[Extracts from a graphics dataset]
┏━━

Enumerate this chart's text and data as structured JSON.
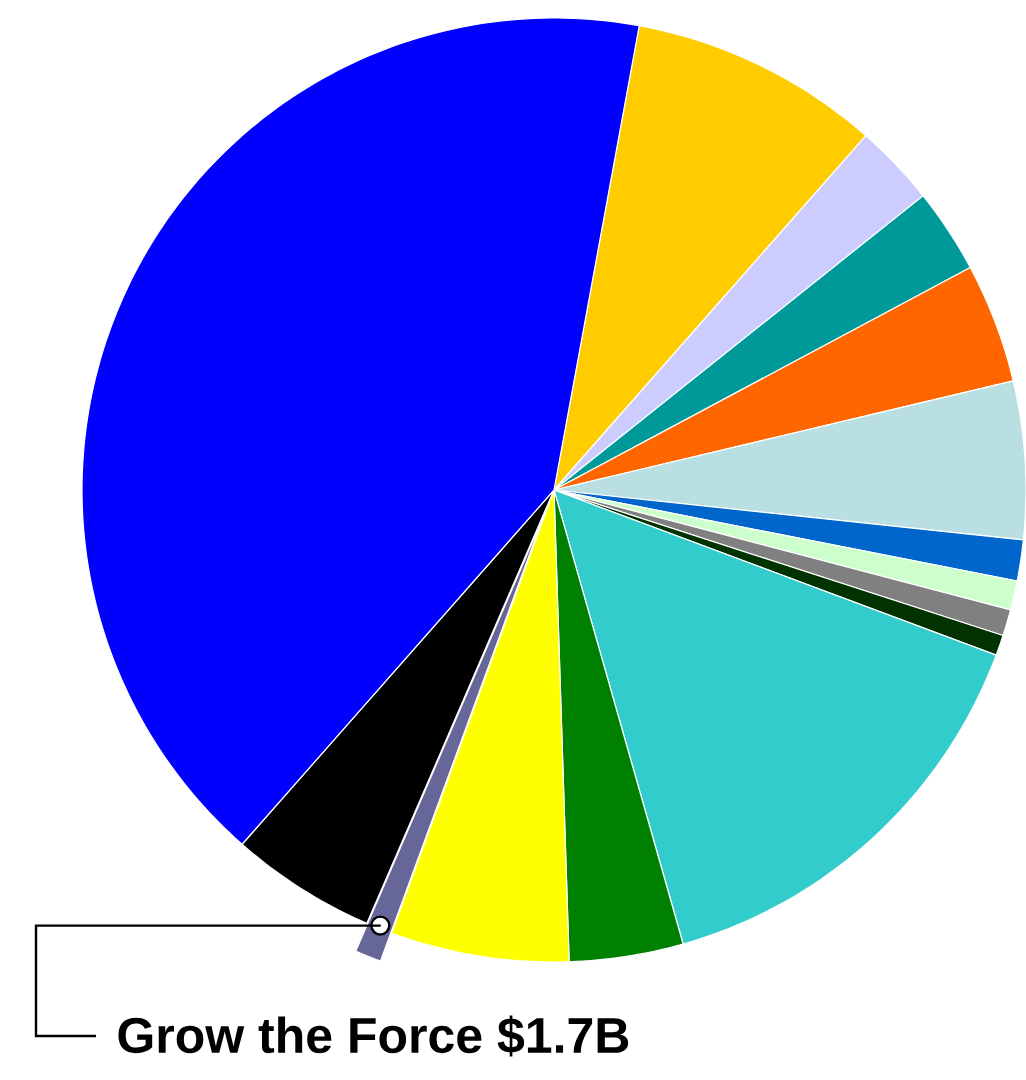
{
  "chart_data": {
    "type": "pie",
    "categories": [
      null,
      null,
      null,
      null,
      null,
      null,
      null,
      null,
      null,
      null,
      null,
      null,
      "Grow the Force $1.7B",
      null,
      null
    ],
    "values": [
      8.6,
      2.8,
      2.9,
      4.1,
      5.4,
      1.4,
      1.0,
      0.9,
      0.7,
      14.9,
      3.9,
      6.1,
      0.9,
      5.0,
      41.4
    ],
    "colors": [
      "#ffcc00",
      "#ccccff",
      "#009999",
      "#ff6600",
      "#b9dfe2",
      "#0066cc",
      "#ccffcc",
      "#808080",
      "#003300",
      "#33cccc",
      "#008000",
      "#ffff00",
      "#666699",
      "#000000",
      "#0000ff"
    ]
  }
}
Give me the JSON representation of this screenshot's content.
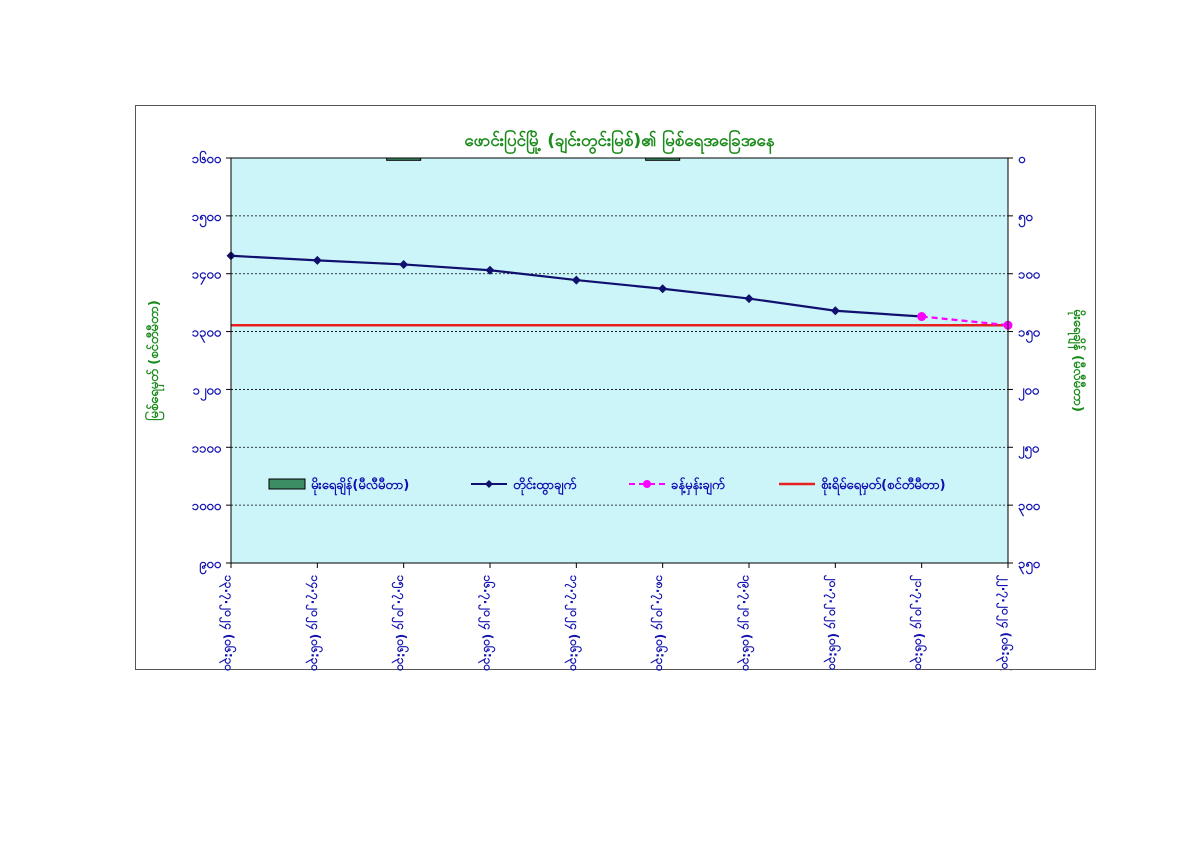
{
  "chart_data": {
    "type": "line",
    "title": "ဖောင်းပြင်မြို့ (ချင်းတွင်းမြစ်)၏ မြစ်ရေအခြေအနေ",
    "ylabel": "မြစ်ရေမှတ် (စင်တီမီတာ)",
    "y2label": "မိုးရေချိန် (မီလီမီတာ)",
    "ylim": [
      900,
      1600
    ],
    "yticks": [
      "၁၆၀၀",
      "၁၅၀၀",
      "၁၄၀၀",
      "၁၃၀၀",
      "၁၂၀၀",
      "၁၁၀၀",
      "၁၀၀၀",
      "၉၀၀"
    ],
    "ytick_values": [
      1600,
      1500,
      1400,
      1300,
      1200,
      1100,
      1000,
      900
    ],
    "y2lim": [
      0,
      350
    ],
    "y2ticks": [
      "၀",
      "၅၀",
      "၁၀၀",
      "၁၅၀",
      "၂၀၀",
      "၂၅၀",
      "၃၀၀",
      "၃၅၀"
    ],
    "y2tick_values": [
      0,
      50,
      100,
      150,
      200,
      250,
      300,
      350
    ],
    "grid": true,
    "legend_position": "bottom",
    "categories": [
      "၁၃.၇.၂၀၂၄ (၀၆:၃၀)",
      "၁၄.၇.၂၀၂၄ (၀၆:၃၀)",
      "၁၅.၇.၂၀၂၄ (၀၆:၃၀)",
      "၁၆.၇.၂၀၂၄ (၀၆:၃၀)",
      "၁၇.၇.၂၀၂၄ (၀၆:၃၀)",
      "၁၈.၇.၂၀၂၄ (၀၆:၃၀)",
      "၁၉.၇.၂၀၂၄ (၀၆:၃၀)",
      "၂၀.၇.၂၀၂၄ (၀၆:၃၀)",
      "၂၁.၇.၂၀၂၄ (၀၆:၃၀)",
      "၂၂.၇.၂၀၂၄ (၀၆:၃၀)"
    ],
    "series": [
      {
        "name": "မိုးရေချိန်(မီလီမီတာ)",
        "kind": "bar",
        "axis": "secondary",
        "color": "#3c8c64",
        "values": [
          0,
          0,
          2,
          0,
          0,
          2,
          0,
          0,
          0,
          null
        ]
      },
      {
        "name": "တိုင်းထွာချက်",
        "kind": "line",
        "axis": "primary",
        "color": "#10106e",
        "marker": "diamond",
        "values": [
          1431,
          1423,
          1416,
          1406,
          1389,
          1374,
          1357,
          1336,
          1326,
          null
        ]
      },
      {
        "name": "ခန့်မှန်းချက်",
        "kind": "line",
        "axis": "primary",
        "color": "#ff00ff",
        "marker": "circle",
        "dashed": true,
        "values": [
          null,
          null,
          null,
          null,
          null,
          null,
          null,
          null,
          1326,
          1311
        ]
      },
      {
        "name": "စိုးရိမ်ရေမှတ်(စင်တီမီတာ)",
        "kind": "reference",
        "axis": "primary",
        "color": "#e82020",
        "value": 1311
      }
    ]
  }
}
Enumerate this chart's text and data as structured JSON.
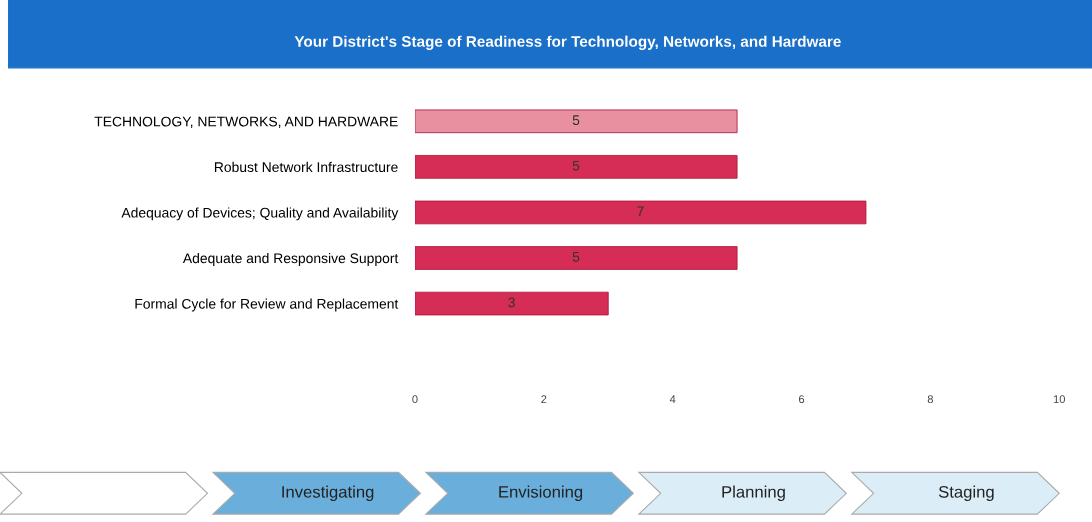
{
  "chart_data": {
    "type": "bar",
    "orientation": "horizontal",
    "title": "Your District's Stage of Readiness for Technology, Networks, and Hardware",
    "categories": [
      "TECHNOLOGY, NETWORKS, AND HARDWARE",
      "Robust Network Infrastructure",
      "Adequacy of Devices; Quality and Availability",
      "Adequate and Responsive Support",
      "Formal Cycle for Review and Replacement"
    ],
    "values": [
      5,
      5,
      7,
      5,
      3
    ],
    "colors": [
      "#e8909f",
      "#d52d55",
      "#d52d55",
      "#d52d55",
      "#d52d55"
    ],
    "xlim": [
      0,
      10
    ],
    "xticks": [
      0,
      2,
      4,
      6,
      8,
      10
    ],
    "data_labels": true,
    "grid": false,
    "annotations": [
      "Investigating",
      "Envisioning",
      "Planning",
      "Staging"
    ]
  }
}
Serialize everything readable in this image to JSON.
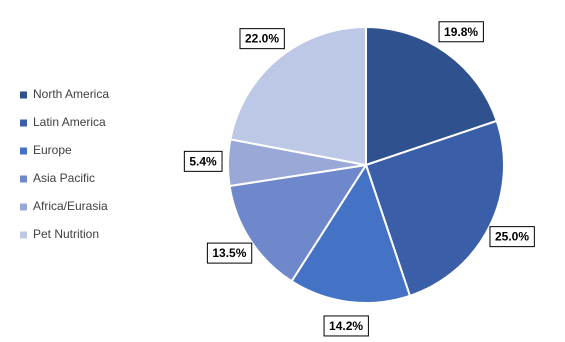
{
  "chart_data": {
    "type": "pie",
    "categories": [
      "North America",
      "Latin America",
      "Europe",
      "Asia Pacific",
      "Africa/Eurasia",
      "Pet Nutrition"
    ],
    "values": [
      19.8,
      25.0,
      14.2,
      13.5,
      5.4,
      22.0
    ],
    "value_labels": [
      "19.8%",
      "25.0%",
      "14.2%",
      "13.5%",
      "5.4%",
      "22.0%"
    ],
    "colors": [
      "#2f528f",
      "#3a5ea8",
      "#4472c4",
      "#6f88cc",
      "#9aa8d8",
      "#bdc7e6"
    ],
    "legend": "left"
  }
}
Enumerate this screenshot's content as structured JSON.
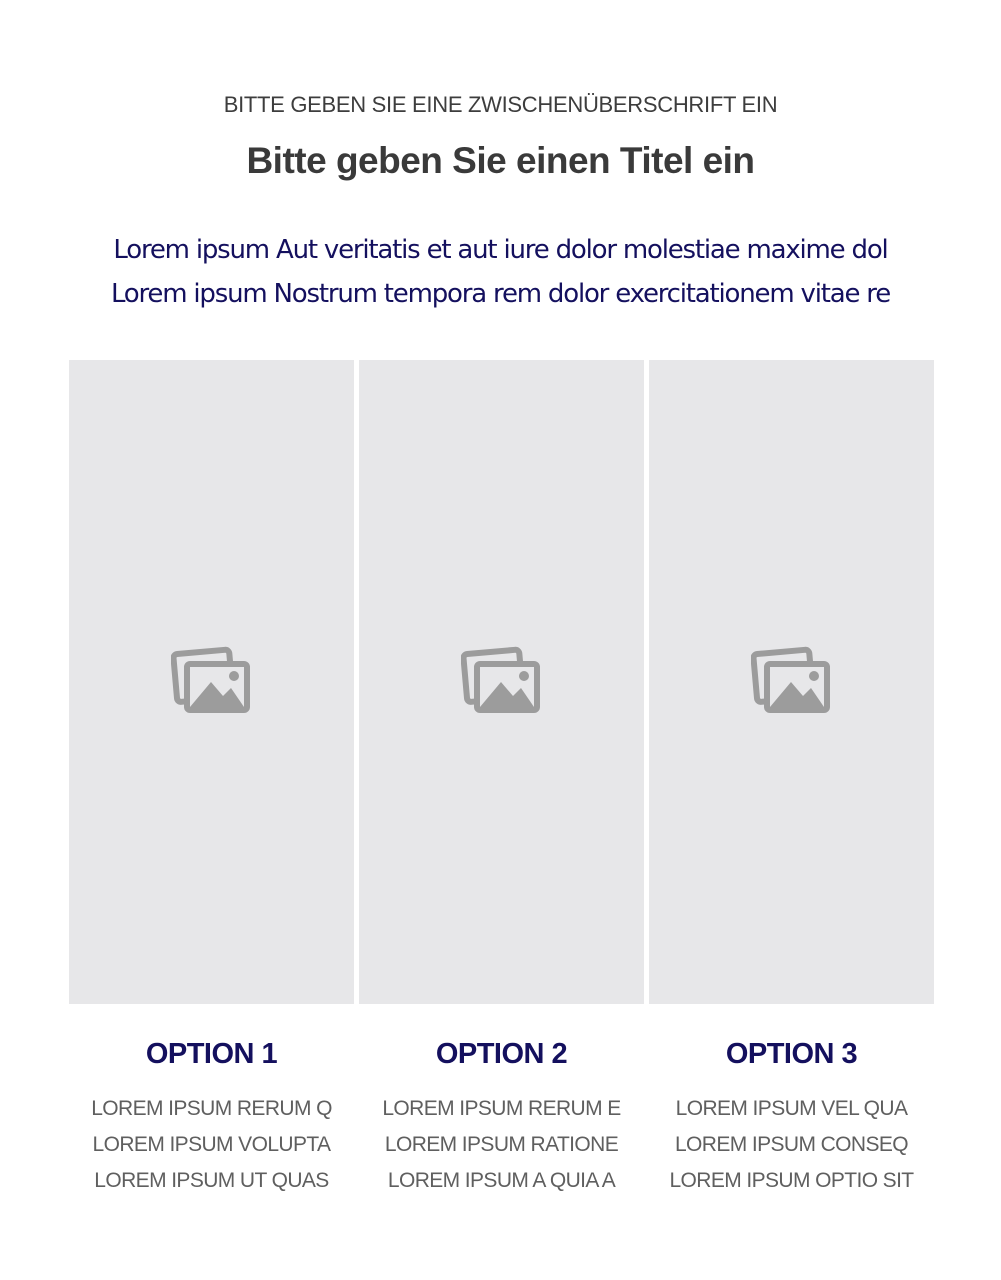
{
  "header": {
    "subtitle": "BITTE GEBEN SIE EINE ZWISCHENÜBERSCHRIFT EIN",
    "title": "Bitte geben Sie einen Titel ein",
    "intro_lines": [
      "Lorem ipsum Aut veritatis et aut iure dolor molestiae maxime dol",
      "Lorem ipsum Nostrum tempora rem dolor exercitationem vitae re"
    ]
  },
  "colors": {
    "accent": "#14105e",
    "placeholder_bg": "#e7e7e9",
    "icon": "#9c9c9c"
  },
  "options": [
    {
      "icon": "image-placeholder-icon",
      "title": "OPTION 1",
      "lines": [
        "LOREM IPSUM RERUM Q",
        "LOREM IPSUM VOLUPTA",
        "LOREM IPSUM UT QUAS"
      ]
    },
    {
      "icon": "image-placeholder-icon",
      "title": "OPTION 2",
      "lines": [
        "LOREM IPSUM RERUM E",
        "LOREM IPSUM RATIONE",
        "LOREM IPSUM A QUIA A"
      ]
    },
    {
      "icon": "image-placeholder-icon",
      "title": "OPTION 3",
      "lines": [
        "LOREM IPSUM VEL QUA",
        "LOREM IPSUM CONSEQ",
        "LOREM IPSUM OPTIO SIT"
      ]
    }
  ]
}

┗━━

§ **Prompt**:
Word for word, quote the full listing, omitting every picture.

§ **Solution to this task**:
Enumerate this chart's text and data as structured JSON.
{
  "chart_data": {
    "type": "pie",
    "categories": [
      null,
      null,
      null,
      null,
      null,
      null,
      null,
      null,
      null,
      null,
      null,
      null,
      "Grow the Force $1.7B",
      null,
      null
    ],
    "values": [
      8.6,
      2.8,
      2.9,
      4.1,
      5.4,
      1.4,
      1.0,
      0.9,
      0.7,
      14.9,
      3.9,
      6.1,
      0.9,
      5.0,
      41.4
    ],
    "colors": [
      "#ffcc00",
      "#ccccff",
      "#009999",
      "#ff6600",
      "#b9dfe2",
      "#0066cc",
      "#ccffcc",
      "#808080",
      "#003300",
      "#33cccc",
      "#008000",
      "#ffff00",
      "#666699",
      "#000000",
      "#0000ff"
    ]
  }
}
Give me the JSON representation of this screenshot's content.
{
  "chart_data": {
    "type": "line",
    "title": "ဖောင်းပြင်မြို့ (ချင်းတွင်းမြစ်)၏ မြစ်ရေအခြေအနေ",
    "ylabel": "မြစ်ရေမှတ် (စင်တီမီတာ)",
    "y2label": "မိုးရေချိန် (မီလီမီတာ)",
    "ylim": [
      900,
      1600
    ],
    "yticks": [
      "၁၆၀၀",
      "၁၅၀၀",
      "၁၄၀၀",
      "၁၃၀၀",
      "၁၂၀၀",
      "၁၁၀၀",
      "၁၀၀၀",
      "၉၀၀"
    ],
    "ytick_values": [
      1600,
      1500,
      1400,
      1300,
      1200,
      1100,
      1000,
      900
    ],
    "y2lim": [
      0,
      350
    ],
    "y2ticks": [
      "၀",
      "၅၀",
      "၁၀၀",
      "၁၅၀",
      "၂၀၀",
      "၂၅၀",
      "၃၀၀",
      "၃၅၀"
    ],
    "y2tick_values": [
      0,
      50,
      100,
      150,
      200,
      250,
      300,
      350
    ],
    "grid": true,
    "legend_position": "bottom",
    "categories": [
      "၁၃.၇.၂၀၂၄ (၀၆:၃၀)",
      "၁၄.၇.၂၀၂၄ (၀၆:၃၀)",
      "၁၅.၇.၂၀၂၄ (၀၆:၃၀)",
      "၁၆.၇.၂၀၂၄ (၀၆:၃၀)",
      "၁၇.၇.၂၀၂၄ (၀၆:၃၀)",
      "၁၈.၇.၂၀၂၄ (၀၆:၃၀)",
      "၁၉.၇.၂၀၂၄ (၀၆:၃၀)",
      "၂၀.၇.၂၀၂၄ (၀၆:၃၀)",
      "၂၁.၇.၂၀၂၄ (၀၆:၃၀)",
      "၂၂.၇.၂၀၂၄ (၀၆:၃၀)"
    ],
    "series": [
      {
        "name": "မိုးရေချိန်(မီလီမီတာ)",
        "kind": "bar",
        "axis": "secondary",
        "color": "#3c8c64",
        "values": [
          0,
          0,
          2,
          0,
          0,
          2,
          0,
          0,
          0,
          null
        ]
      },
      {
        "name": "တိုင်းထွာချက်",
        "kind": "line",
        "axis": "primary",
        "color": "#10106e",
        "marker": "diamond",
        "values": [
          1431,
          1423,
          1416,
          1406,
          1389,
          1374,
          1357,
          1336,
          1326,
          null
        ]
      },
      {
        "name": "ခန့်မှန်းချက်",
        "kind": "line",
        "axis": "primary",
        "color": "#ff00ff",
        "marker": "circle",
        "dashed": true,
        "values": [
          null,
          null,
          null,
          null,
          null,
          null,
          null,
          null,
          1326,
          1311
        ]
      },
      {
        "name": "စိုးရိမ်ရေမှတ်(စင်တီမီတာ)",
        "kind": "reference",
        "axis": "primary",
        "color": "#e82020",
        "value": 1311
      }
    ]
  }
}
Enumerate this chart's text and data as structured JSON.
{
  "chart_data": {
    "type": "bar",
    "orientation": "horizontal",
    "title": "Your District's Stage of Readiness for Technology, Networks, and Hardware",
    "categories": [
      "TECHNOLOGY, NETWORKS, AND HARDWARE",
      "Robust Network Infrastructure",
      "Adequacy of Devices; Quality and Availability",
      "Adequate and Responsive Support",
      "Formal Cycle for Review and Replacement"
    ],
    "values": [
      5,
      5,
      7,
      5,
      3
    ],
    "colors": [
      "#e8909f",
      "#d52d55",
      "#d52d55",
      "#d52d55",
      "#d52d55"
    ],
    "xlim": [
      0,
      10
    ],
    "xticks": [
      0,
      2,
      4,
      6,
      8,
      10
    ],
    "data_labels": true,
    "grid": false,
    "annotations": [
      "Investigating",
      "Envisioning",
      "Planning",
      "Staging"
    ]
  }
}
Serialize everything readable in this image to JSON.
{
  "chart_data": {
    "type": "pie",
    "categories": [
      "North America",
      "Latin America",
      "Europe",
      "Asia Pacific",
      "Africa/Eurasia",
      "Pet Nutrition"
    ],
    "values": [
      19.8,
      25.0,
      14.2,
      13.5,
      5.4,
      22.0
    ],
    "value_labels": [
      "19.8%",
      "25.0%",
      "14.2%",
      "13.5%",
      "5.4%",
      "22.0%"
    ],
    "colors": [
      "#2f528f",
      "#3a5ea8",
      "#4472c4",
      "#6f88cc",
      "#9aa8d8",
      "#bdc7e6"
    ],
    "legend": "left"
  }
}
Enumerate this screenshot's content as structured JSON.
{
  "header": {
    "subtitle": "BITTE GEBEN SIE EINE ZWISCHENÜBERSCHRIFT EIN",
    "title": "Bitte geben Sie einen Titel ein",
    "intro_lines": [
      "Lorem ipsum Aut veritatis et aut iure dolor molestiae maxime dol",
      "Lorem ipsum Nostrum tempora rem dolor exercitationem vitae re"
    ]
  },
  "colors": {
    "accent": "#14105e",
    "placeholder_bg": "#e7e7e9",
    "icon": "#9c9c9c"
  },
  "options": [
    {
      "icon": "image-placeholder-icon",
      "title": "OPTION 1",
      "lines": [
        "LOREM IPSUM RERUM Q",
        "LOREM IPSUM VOLUPTA",
        "LOREM IPSUM UT QUAS"
      ]
    },
    {
      "icon": "image-placeholder-icon",
      "title": "OPTION 2",
      "lines": [
        "LOREM IPSUM RERUM E",
        "LOREM IPSUM RATIONE",
        "LOREM IPSUM A QUIA A"
      ]
    },
    {
      "icon": "image-placeholder-icon",
      "title": "OPTION 3",
      "lines": [
        "LOREM IPSUM VEL QUA",
        "LOREM IPSUM CONSEQ",
        "LOREM IPSUM OPTIO SIT"
      ]
    }
  ]
}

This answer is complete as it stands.